Start of Records supplied

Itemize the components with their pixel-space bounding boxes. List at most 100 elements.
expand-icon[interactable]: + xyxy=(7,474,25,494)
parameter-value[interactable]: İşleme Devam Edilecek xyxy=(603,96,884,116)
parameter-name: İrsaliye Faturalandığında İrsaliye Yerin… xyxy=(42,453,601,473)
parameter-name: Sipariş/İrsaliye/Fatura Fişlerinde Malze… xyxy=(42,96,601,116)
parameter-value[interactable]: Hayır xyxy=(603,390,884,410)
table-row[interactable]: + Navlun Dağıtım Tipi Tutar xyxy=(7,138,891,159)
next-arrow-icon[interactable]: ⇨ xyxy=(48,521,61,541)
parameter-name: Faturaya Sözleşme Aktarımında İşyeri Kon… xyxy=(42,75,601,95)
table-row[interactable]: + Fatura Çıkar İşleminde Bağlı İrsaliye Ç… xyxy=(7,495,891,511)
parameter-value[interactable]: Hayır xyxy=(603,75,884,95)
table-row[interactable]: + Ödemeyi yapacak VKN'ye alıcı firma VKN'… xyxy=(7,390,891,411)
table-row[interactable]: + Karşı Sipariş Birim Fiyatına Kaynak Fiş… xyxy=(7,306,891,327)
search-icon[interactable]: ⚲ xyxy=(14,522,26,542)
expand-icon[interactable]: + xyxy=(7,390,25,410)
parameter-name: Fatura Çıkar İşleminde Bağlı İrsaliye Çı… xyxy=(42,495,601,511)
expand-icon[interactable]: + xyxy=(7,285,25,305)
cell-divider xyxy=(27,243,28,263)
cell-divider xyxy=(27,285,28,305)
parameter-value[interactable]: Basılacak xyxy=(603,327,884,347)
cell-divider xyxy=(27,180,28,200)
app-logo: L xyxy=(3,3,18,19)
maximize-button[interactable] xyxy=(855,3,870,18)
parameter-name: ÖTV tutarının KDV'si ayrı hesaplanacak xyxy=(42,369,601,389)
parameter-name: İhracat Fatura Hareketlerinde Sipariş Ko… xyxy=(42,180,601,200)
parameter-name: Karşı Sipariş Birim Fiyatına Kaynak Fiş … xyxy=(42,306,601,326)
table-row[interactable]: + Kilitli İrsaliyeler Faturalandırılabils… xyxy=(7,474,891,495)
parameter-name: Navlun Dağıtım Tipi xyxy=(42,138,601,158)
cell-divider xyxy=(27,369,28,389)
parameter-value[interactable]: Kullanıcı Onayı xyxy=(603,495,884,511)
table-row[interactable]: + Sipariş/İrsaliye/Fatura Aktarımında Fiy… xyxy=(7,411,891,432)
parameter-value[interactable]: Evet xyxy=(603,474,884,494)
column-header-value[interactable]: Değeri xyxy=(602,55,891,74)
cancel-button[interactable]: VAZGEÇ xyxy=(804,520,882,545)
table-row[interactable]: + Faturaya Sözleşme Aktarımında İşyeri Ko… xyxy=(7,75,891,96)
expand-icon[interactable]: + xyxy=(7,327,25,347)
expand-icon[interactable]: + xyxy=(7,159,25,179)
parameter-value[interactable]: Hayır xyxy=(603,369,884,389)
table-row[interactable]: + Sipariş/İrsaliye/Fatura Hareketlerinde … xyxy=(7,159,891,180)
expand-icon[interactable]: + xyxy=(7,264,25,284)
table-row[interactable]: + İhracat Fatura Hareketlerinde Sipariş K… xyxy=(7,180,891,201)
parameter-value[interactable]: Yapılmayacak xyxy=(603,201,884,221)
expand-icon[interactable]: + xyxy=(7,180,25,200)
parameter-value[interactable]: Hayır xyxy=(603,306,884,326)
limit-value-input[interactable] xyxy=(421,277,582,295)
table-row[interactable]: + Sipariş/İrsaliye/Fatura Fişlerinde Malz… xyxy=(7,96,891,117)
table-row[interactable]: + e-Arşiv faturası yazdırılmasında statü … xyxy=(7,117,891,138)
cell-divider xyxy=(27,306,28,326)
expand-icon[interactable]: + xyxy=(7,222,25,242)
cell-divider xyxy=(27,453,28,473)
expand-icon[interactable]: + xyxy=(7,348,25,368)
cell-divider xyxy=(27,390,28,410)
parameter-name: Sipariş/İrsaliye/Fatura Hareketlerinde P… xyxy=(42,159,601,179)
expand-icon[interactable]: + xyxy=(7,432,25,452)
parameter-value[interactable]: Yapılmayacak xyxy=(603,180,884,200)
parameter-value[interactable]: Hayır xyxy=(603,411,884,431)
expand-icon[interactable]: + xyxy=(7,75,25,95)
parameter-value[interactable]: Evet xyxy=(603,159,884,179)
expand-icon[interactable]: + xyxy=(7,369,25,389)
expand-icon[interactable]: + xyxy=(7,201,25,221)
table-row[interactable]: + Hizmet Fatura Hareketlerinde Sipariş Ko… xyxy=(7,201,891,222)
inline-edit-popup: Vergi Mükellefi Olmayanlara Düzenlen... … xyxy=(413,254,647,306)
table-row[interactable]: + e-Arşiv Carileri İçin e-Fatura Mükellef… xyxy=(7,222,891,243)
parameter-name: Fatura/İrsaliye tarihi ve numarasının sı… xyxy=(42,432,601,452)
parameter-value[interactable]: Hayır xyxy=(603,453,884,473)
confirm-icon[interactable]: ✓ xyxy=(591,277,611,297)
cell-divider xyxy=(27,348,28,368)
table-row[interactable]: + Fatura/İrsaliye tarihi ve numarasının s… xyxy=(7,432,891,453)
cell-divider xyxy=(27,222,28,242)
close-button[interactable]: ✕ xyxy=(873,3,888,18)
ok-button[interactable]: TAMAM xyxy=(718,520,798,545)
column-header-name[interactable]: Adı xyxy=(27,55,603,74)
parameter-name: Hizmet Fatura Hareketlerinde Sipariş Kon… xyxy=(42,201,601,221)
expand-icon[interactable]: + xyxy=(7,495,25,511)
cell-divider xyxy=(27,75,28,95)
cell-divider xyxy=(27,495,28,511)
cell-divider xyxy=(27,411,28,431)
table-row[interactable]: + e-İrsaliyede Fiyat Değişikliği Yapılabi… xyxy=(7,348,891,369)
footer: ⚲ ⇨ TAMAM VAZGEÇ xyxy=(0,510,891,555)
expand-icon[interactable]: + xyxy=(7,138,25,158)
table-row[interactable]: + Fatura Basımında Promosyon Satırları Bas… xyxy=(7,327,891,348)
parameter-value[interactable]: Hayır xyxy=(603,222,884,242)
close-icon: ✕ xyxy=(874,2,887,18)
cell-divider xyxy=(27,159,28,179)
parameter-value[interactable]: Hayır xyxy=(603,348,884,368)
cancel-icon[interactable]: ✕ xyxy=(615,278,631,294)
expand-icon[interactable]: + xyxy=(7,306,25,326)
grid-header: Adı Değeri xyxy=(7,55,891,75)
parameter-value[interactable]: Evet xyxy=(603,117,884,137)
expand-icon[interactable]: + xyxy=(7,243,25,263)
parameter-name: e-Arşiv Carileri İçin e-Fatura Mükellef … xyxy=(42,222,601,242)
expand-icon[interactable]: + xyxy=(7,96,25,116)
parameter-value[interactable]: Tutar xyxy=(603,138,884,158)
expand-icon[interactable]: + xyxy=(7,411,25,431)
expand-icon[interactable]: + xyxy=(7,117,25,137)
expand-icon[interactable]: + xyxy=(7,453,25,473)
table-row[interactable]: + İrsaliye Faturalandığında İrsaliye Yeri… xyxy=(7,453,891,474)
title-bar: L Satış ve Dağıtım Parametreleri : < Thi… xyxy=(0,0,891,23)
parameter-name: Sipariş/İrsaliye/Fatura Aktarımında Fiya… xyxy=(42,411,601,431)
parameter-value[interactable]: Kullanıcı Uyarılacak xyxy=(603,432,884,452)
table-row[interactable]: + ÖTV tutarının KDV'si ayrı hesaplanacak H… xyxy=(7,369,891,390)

End of Records supplied

Format the entries above as a JSON list of strings, one string per line with blank lines omitted, starting at the first line and stopping after the line that contains "cancel-button[interactable]: VAZGEÇ xyxy=(804,520,882,545)". Include both of these lines and nothing past the second.

> **Task answer**:
[
  "Itemize the components with their pixel-space bounding boxes. List at most 100 elements.",
  "expand-icon[interactable]: + xyxy=(7,474,25,494)",
  "parameter-value[interactable]: İşleme Devam Edilecek xyxy=(603,96,884,116)",
  "parameter-name: İrsaliye Faturalandığında İrsaliye Yerin… xyxy=(42,453,601,473)",
  "parameter-name: Sipariş/İrsaliye/Fatura Fişlerinde Malze… xyxy=(42,96,601,116)",
  "parameter-value[interactable]: Hayır xyxy=(603,390,884,410)",
  "table-row[interactable]: + Navlun Dağıtım Tipi Tutar xyxy=(7,138,891,159)",
  "next-arrow-icon[interactable]: ⇨ xyxy=(48,521,61,541)",
  "parameter-name: Faturaya Sözleşme Aktarımında İşyeri Kon… xyxy=(42,75,601,95)",
  "table-row[interactable]: + Fatura Çıkar İşleminde Bağlı İrsaliye Ç… xyxy=(7,495,891,511)",
  "parameter-value[interactable]: Hayır xyxy=(603,75,884,95)",
  "table-row[interactable]: + Ödemeyi yapacak VKN'ye alıcı firma VKN'… xyxy=(7,390,891,411)",
  "table-row[interactable]: + Karşı Sipariş Birim Fiyatına Kaynak Fiş… xyxy=(7,306,891,327)",
  "search-icon[interactable]: ⚲ xyxy=(14,522,26,542)",
  "expand-icon[interactable]: + xyxy=(7,390,25,410)",
  "parameter-name: Fatura Çıkar İşleminde Bağlı İrsaliye Çı… xyxy=(42,495,601,511)",
  "expand-icon[interactable]: + xyxy=(7,285,25,305)",
  "cell-divider xyxy=(27,243,28,263)",
  "cell-divider xyxy=(27,285,28,305)",
  "parameter-value[interactable]: Basılacak xyxy=(603,327,884,347)",
  "cell-divider xyxy=(27,180,28,200)",
  "app-logo: L xyxy=(3,3,18,19)",
  "maximize-button[interactable] xyxy=(855,3,870,18)",
  "parameter-name: ÖTV tutarının KDV'si ayrı hesaplanacak xyxy=(42,369,601,389)",
  "parameter-name: İhracat Fatura Hareketlerinde Sipariş Ko… xyxy=(42,180,601,200)",
  "parameter-name: Karşı Sipariş Birim Fiyatına Kaynak Fiş … xyxy=(42,306,601,326)",
  "table-row[interactable]: + Kilitli İrsaliyeler Faturalandırılabils… xyxy=(7,474,891,495)",
  "parameter-name: Navlun Dağıtım Tipi xyxy=(42,138,601,158)",
  "cell-divider xyxy=(27,369,28,389)",
  "parameter-value[interactable]: Kullanıcı Onayı xyxy=(603,495,884,511)",
  "table-row[interactable]: + Sipariş/İrsaliye/Fatura Aktarımında Fiy… xyxy=(7,411,891,432)",
  "parameter-value[interactable]: Evet xyxy=(603,474,884,494)",
  "column-header-value[interactable]: Değeri xyxy=(602,55,891,74)",
  "cancel-button[interactable]: VAZGEÇ xyxy=(804,520,882,545)"
]